[Work instructions]: Read the listing and extract each line that includes the word "houses".
--- start ---
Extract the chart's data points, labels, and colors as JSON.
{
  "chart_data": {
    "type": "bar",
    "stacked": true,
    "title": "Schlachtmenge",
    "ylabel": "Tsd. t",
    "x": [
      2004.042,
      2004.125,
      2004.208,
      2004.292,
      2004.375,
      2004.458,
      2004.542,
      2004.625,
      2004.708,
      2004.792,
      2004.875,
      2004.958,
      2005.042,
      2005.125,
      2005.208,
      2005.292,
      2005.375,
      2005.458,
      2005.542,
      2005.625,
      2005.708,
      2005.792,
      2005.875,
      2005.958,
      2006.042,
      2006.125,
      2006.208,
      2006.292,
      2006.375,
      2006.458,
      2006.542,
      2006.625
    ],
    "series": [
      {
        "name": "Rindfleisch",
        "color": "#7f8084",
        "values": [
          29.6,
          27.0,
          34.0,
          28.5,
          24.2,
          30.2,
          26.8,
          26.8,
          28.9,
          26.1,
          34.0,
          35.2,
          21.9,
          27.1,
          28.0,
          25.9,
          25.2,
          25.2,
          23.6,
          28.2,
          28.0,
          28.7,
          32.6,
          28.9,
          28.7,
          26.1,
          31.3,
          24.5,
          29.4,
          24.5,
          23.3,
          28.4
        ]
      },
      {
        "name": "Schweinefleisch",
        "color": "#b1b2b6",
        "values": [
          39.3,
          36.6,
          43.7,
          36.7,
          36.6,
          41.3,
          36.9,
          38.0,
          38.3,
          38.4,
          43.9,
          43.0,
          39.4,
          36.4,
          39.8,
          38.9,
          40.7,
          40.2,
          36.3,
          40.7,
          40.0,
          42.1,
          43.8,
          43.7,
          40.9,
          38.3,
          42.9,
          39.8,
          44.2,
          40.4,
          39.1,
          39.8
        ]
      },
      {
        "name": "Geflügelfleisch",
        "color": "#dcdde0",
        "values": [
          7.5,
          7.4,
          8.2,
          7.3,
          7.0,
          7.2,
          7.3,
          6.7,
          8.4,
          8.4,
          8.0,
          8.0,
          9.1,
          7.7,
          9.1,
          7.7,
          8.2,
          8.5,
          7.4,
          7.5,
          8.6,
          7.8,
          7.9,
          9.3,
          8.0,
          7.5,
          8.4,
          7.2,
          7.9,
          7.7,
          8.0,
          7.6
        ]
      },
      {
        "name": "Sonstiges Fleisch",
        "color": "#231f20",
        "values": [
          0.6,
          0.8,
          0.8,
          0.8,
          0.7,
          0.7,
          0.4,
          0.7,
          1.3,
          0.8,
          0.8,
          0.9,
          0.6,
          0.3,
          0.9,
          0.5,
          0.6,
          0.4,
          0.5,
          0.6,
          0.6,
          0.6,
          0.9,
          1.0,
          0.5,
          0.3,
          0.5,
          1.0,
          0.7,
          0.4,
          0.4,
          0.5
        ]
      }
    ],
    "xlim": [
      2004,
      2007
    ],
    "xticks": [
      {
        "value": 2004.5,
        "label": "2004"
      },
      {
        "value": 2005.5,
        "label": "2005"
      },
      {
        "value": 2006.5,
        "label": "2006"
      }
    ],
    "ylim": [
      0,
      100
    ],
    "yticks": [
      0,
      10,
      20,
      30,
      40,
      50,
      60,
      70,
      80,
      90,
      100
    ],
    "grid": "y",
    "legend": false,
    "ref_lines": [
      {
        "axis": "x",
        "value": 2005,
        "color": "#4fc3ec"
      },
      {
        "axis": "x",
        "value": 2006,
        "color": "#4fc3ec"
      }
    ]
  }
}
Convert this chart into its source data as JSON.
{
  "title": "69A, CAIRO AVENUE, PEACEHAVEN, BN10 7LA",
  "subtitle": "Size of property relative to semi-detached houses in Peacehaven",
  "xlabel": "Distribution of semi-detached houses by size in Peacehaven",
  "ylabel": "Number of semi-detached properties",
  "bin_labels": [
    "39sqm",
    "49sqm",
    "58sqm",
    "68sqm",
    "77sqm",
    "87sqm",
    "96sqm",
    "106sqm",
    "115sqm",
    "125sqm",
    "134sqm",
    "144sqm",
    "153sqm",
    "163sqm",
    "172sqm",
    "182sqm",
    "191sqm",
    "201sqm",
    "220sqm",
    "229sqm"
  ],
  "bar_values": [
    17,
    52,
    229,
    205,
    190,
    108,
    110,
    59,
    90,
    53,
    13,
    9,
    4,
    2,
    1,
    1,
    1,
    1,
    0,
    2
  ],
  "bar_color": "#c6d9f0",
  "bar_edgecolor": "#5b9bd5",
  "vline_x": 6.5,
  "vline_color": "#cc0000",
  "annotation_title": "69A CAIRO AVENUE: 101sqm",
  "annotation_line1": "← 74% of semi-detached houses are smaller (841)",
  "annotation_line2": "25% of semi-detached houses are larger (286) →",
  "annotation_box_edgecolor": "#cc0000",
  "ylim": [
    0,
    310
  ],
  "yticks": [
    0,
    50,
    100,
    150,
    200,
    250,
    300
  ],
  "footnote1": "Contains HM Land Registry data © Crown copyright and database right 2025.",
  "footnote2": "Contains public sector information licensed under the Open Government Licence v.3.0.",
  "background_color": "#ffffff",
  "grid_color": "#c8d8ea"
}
--- end ---
[Answer to this task]:
  "subtitle": "Size of property relative to semi-detached houses in Peacehaven",
  "xlabel": "Distribution of semi-detached houses by size in Peacehaven",
  "annotation_line1": "← 74% of semi-detached houses are smaller (841)",
  "annotation_line2": "25% of semi-detached houses are larger (286) →",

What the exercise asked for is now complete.